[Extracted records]
◆ ◆ ◆ ◆

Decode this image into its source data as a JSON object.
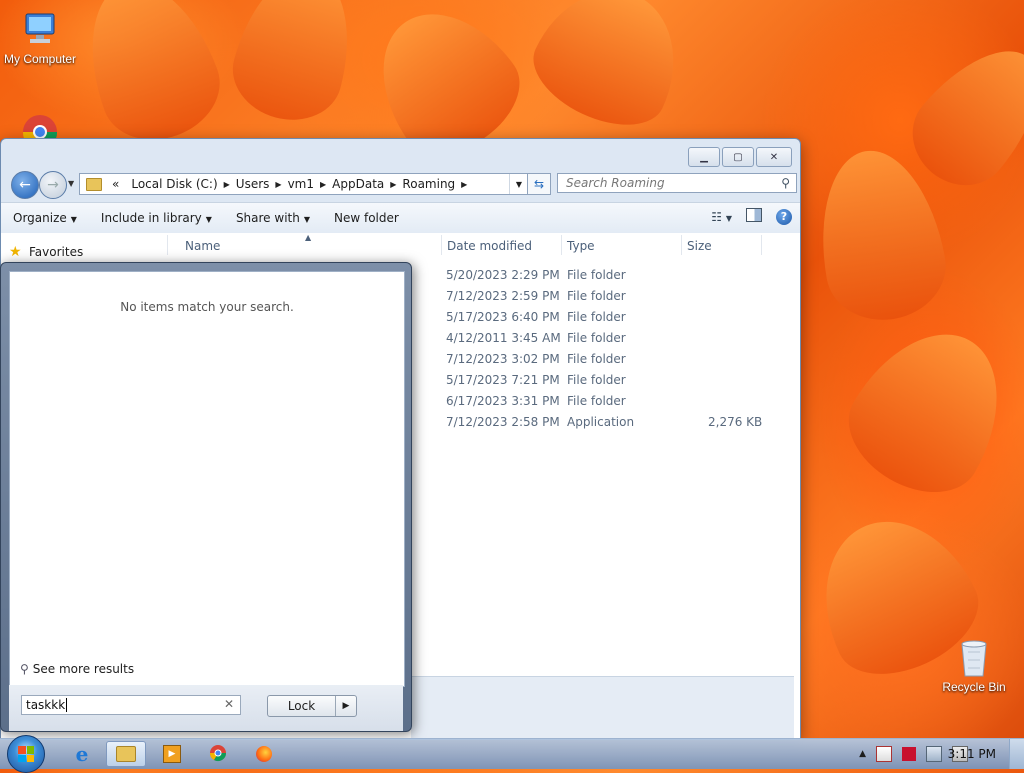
{
  "desktop": {
    "my_computer_label": "My Computer",
    "recycle_bin_label": "Recycle Bin"
  },
  "explorer": {
    "address": {
      "overflow": "«",
      "crumbs": [
        "Local Disk (C:)",
        "Users",
        "vm1",
        "AppData",
        "Roaming"
      ]
    },
    "search_placeholder": "Search Roaming",
    "toolbar": {
      "organize": "Organize",
      "include_in_library": "Include in library",
      "share_with": "Share with",
      "new_folder": "New folder"
    },
    "columns": {
      "name": "Name",
      "date_modified": "Date modified",
      "type": "Type",
      "size": "Size"
    },
    "nav": {
      "favorites": "Favorites"
    },
    "rows": [
      {
        "date": "5/20/2023 2:29 PM",
        "type": "File folder",
        "size": ""
      },
      {
        "date": "7/12/2023 2:59 PM",
        "type": "File folder",
        "size": ""
      },
      {
        "date": "5/17/2023 6:40 PM",
        "type": "File folder",
        "size": ""
      },
      {
        "date": "4/12/2011 3:45 AM",
        "type": "File folder",
        "size": ""
      },
      {
        "date": "7/12/2023 3:02 PM",
        "type": "File folder",
        "size": ""
      },
      {
        "date": "5/17/2023 7:21 PM",
        "type": "File folder",
        "size": ""
      },
      {
        "date": "6/17/2023 3:31 PM",
        "type": "File folder",
        "size": ""
      },
      {
        "date": "7/12/2023 2:58 PM",
        "type": "Application",
        "size": "2,276 KB"
      }
    ]
  },
  "start_menu": {
    "no_items": "No items match your search.",
    "see_more": "See more results",
    "search_value": "taskkk",
    "lock_label": "Lock"
  },
  "taskbar": {
    "clock": "3:11 PM"
  }
}
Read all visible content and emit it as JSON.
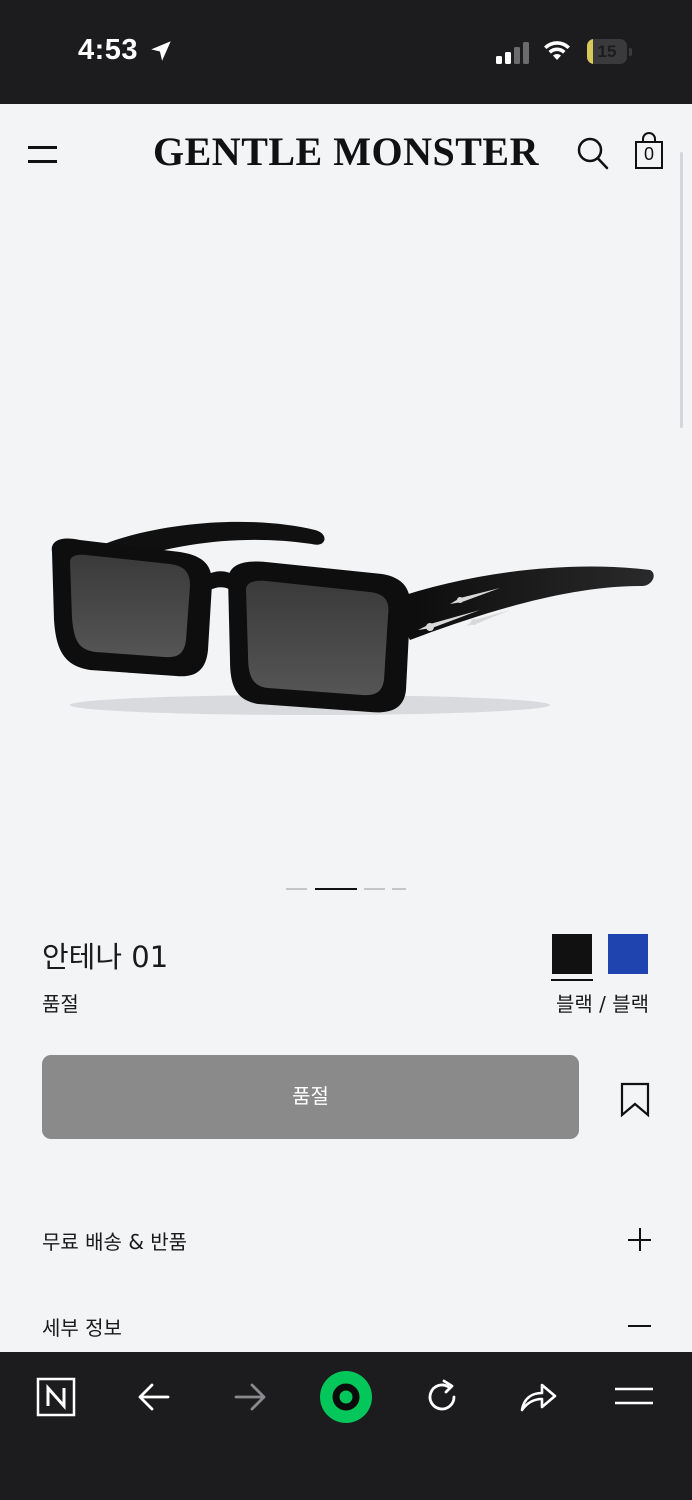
{
  "status_bar": {
    "time": "4:53",
    "battery_level": "15",
    "battery_fraction": 0.15,
    "icons": [
      "location-arrow-icon",
      "cellular-signal-icon",
      "wifi-icon",
      "battery-icon"
    ]
  },
  "header": {
    "logo": "GENTLE MONSTER",
    "cart_count": "0",
    "icons": [
      "hamburger-menu-icon",
      "search-icon",
      "shopping-bag-icon"
    ]
  },
  "product": {
    "name": "안테나 01",
    "stock_status": "품절",
    "color_name": "블랙 / 블랙",
    "image_alt": "sunglasses-product-image",
    "carousel": {
      "count": 4,
      "active_index": 1
    },
    "swatches": [
      {
        "color": "#111111",
        "selected": true
      },
      {
        "color": "#1f44b0",
        "selected": false
      }
    ]
  },
  "actions": {
    "buy_label": "품절",
    "bookmark_icon": "bookmark-icon"
  },
  "accordions": [
    {
      "label": "무료 배송 & 반품",
      "expanded": false
    },
    {
      "label": "세부 정보",
      "expanded": true
    }
  ],
  "browser_toolbar": {
    "icons": [
      "naver-home-icon",
      "back-arrow-icon",
      "forward-arrow-icon",
      "green-dot-icon",
      "reload-icon",
      "share-icon",
      "menu-icon"
    ],
    "accent": "#03c75a"
  }
}
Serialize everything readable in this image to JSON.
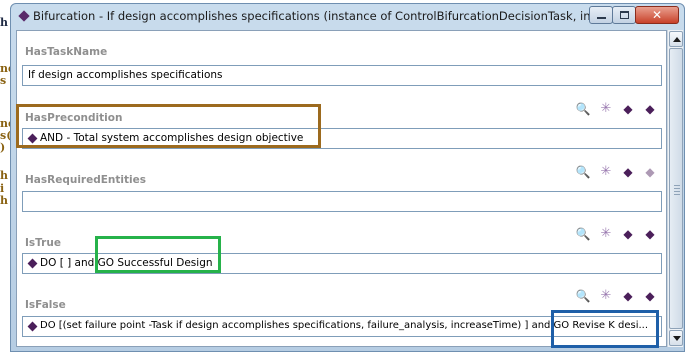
{
  "background_doc": {
    "fragments": [
      "h",
      "ne",
      "s",
      "ne",
      "s(",
      ")",
      "h",
      "i",
      "h"
    ]
  },
  "window": {
    "title": "Bifurcation - If design accomplishes specifications  (instance of ControlBifurcationDecisionTask, inte...",
    "icons": {
      "title": "diamond-icon",
      "minimize": "minimize-icon",
      "maximize": "maximize-icon",
      "close": "close-icon"
    },
    "close_glyph": "✕"
  },
  "slots": {
    "has_task_name": {
      "label": "HasTaskName",
      "value": "If design accomplishes specifications"
    },
    "has_precondition": {
      "label": "HasPrecondition",
      "value": "AND - Total system    accomplishes    design objective"
    },
    "has_required_entities": {
      "label": "HasRequiredEntities",
      "value": ""
    },
    "is_true": {
      "label": "IsTrue",
      "value": "DO [ ] and  GO Successful Design"
    },
    "is_false": {
      "label": "IsFalse",
      "value": "DO [(set failure point -Task if design accomplishes specifications, failure_analysis, increaseTime) ] and  GO Revise K desi..."
    }
  },
  "toolbar_glyphs": {
    "find": "🔍",
    "create": "✳",
    "add": "◆",
    "remove": "◆"
  },
  "annotations": {
    "brown": "#9c6a1e",
    "green": "#26b24a",
    "blue": "#1e5fa8"
  }
}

◆ ◆ ◆ ◆

Restate each of the entries above word for word and skip every image.

## Finished answer
Decode this image into its source data as a JSON object.
{
  "desktop": {
    "my_computer_label": "My Computer",
    "recycle_bin_label": "Recycle Bin"
  },
  "explorer": {
    "address": {
      "overflow": "«",
      "crumbs": [
        "Local Disk (C:)",
        "Users",
        "vm1",
        "AppData",
        "Roaming"
      ]
    },
    "search_placeholder": "Search Roaming",
    "toolbar": {
      "organize": "Organize",
      "include_in_library": "Include in library",
      "share_with": "Share with",
      "new_folder": "New folder"
    },
    "columns": {
      "name": "Name",
      "date_modified": "Date modified",
      "type": "Type",
      "size": "Size"
    },
    "nav": {
      "favorites": "Favorites"
    },
    "rows": [
      {
        "date": "5/20/2023 2:29 PM",
        "type": "File folder",
        "size": ""
      },
      {
        "date": "7/12/2023 2:59 PM",
        "type": "File folder",
        "size": ""
      },
      {
        "date": "5/17/2023 6:40 PM",
        "type": "File folder",
        "size": ""
      },
      {
        "date": "4/12/2011 3:45 AM",
        "type": "File folder",
        "size": ""
      },
      {
        "date": "7/12/2023 3:02 PM",
        "type": "File folder",
        "size": ""
      },
      {
        "date": "5/17/2023 7:21 PM",
        "type": "File folder",
        "size": ""
      },
      {
        "date": "6/17/2023 3:31 PM",
        "type": "File folder",
        "size": ""
      },
      {
        "date": "7/12/2023 2:58 PM",
        "type": "Application",
        "size": "2,276 KB"
      }
    ]
  },
  "start_menu": {
    "no_items": "No items match your search.",
    "see_more": "See more results",
    "search_value": "taskkk",
    "lock_label": "Lock"
  },
  "taskbar": {
    "clock": "3:11 PM"
  }
}
Read all visible content and emit it as JSON.
{
  "status_bar": {
    "time": "4:53",
    "battery_level": "15",
    "battery_fraction": 0.15,
    "icons": [
      "location-arrow-icon",
      "cellular-signal-icon",
      "wifi-icon",
      "battery-icon"
    ]
  },
  "header": {
    "logo": "GENTLE MONSTER",
    "cart_count": "0",
    "icons": [
      "hamburger-menu-icon",
      "search-icon",
      "shopping-bag-icon"
    ]
  },
  "product": {
    "name": "안테나 01",
    "stock_status": "품절",
    "color_name": "블랙 / 블랙",
    "image_alt": "sunglasses-product-image",
    "carousel": {
      "count": 4,
      "active_index": 1
    },
    "swatches": [
      {
        "color": "#111111",
        "selected": true
      },
      {
        "color": "#1f44b0",
        "selected": false
      }
    ]
  },
  "actions": {
    "buy_label": "품절",
    "bookmark_icon": "bookmark-icon"
  },
  "accordions": [
    {
      "label": "무료 배송 & 반품",
      "expanded": false
    },
    {
      "label": "세부 정보",
      "expanded": true
    }
  ],
  "browser_toolbar": {
    "icons": [
      "naver-home-icon",
      "back-arrow-icon",
      "forward-arrow-icon",
      "green-dot-icon",
      "reload-icon",
      "share-icon",
      "menu-icon"
    ],
    "accent": "#03c75a"
  }
}
Serialize everything readable in this image to JSON.
{
  "background_doc": {
    "fragments": [
      "h",
      "ne",
      "s",
      "ne",
      "s(",
      ")",
      "h",
      "i",
      "h"
    ]
  },
  "window": {
    "title": "Bifurcation - If design accomplishes specifications  (instance of ControlBifurcationDecisionTask, inte...",
    "icons": {
      "title": "diamond-icon",
      "minimize": "minimize-icon",
      "maximize": "maximize-icon",
      "close": "close-icon"
    },
    "close_glyph": "✕"
  },
  "slots": {
    "has_task_name": {
      "label": "HasTaskName",
      "value": "If design accomplishes specifications"
    },
    "has_precondition": {
      "label": "HasPrecondition",
      "value": "AND - Total system    accomplishes    design objective"
    },
    "has_required_entities": {
      "label": "HasRequiredEntities",
      "value": ""
    },
    "is_true": {
      "label": "IsTrue",
      "value": "DO [ ] and  GO Successful Design"
    },
    "is_false": {
      "label": "IsFalse",
      "value": "DO [(set failure point -Task if design accomplishes specifications, failure_analysis, increaseTime) ] and  GO Revise K desi..."
    }
  },
  "toolbar_glyphs": {
    "find": "🔍",
    "create": "✳",
    "add": "◆",
    "remove": "◆"
  },
  "annotations": {
    "brown": "#9c6a1e",
    "green": "#26b24a",
    "blue": "#1e5fa8"
  }
}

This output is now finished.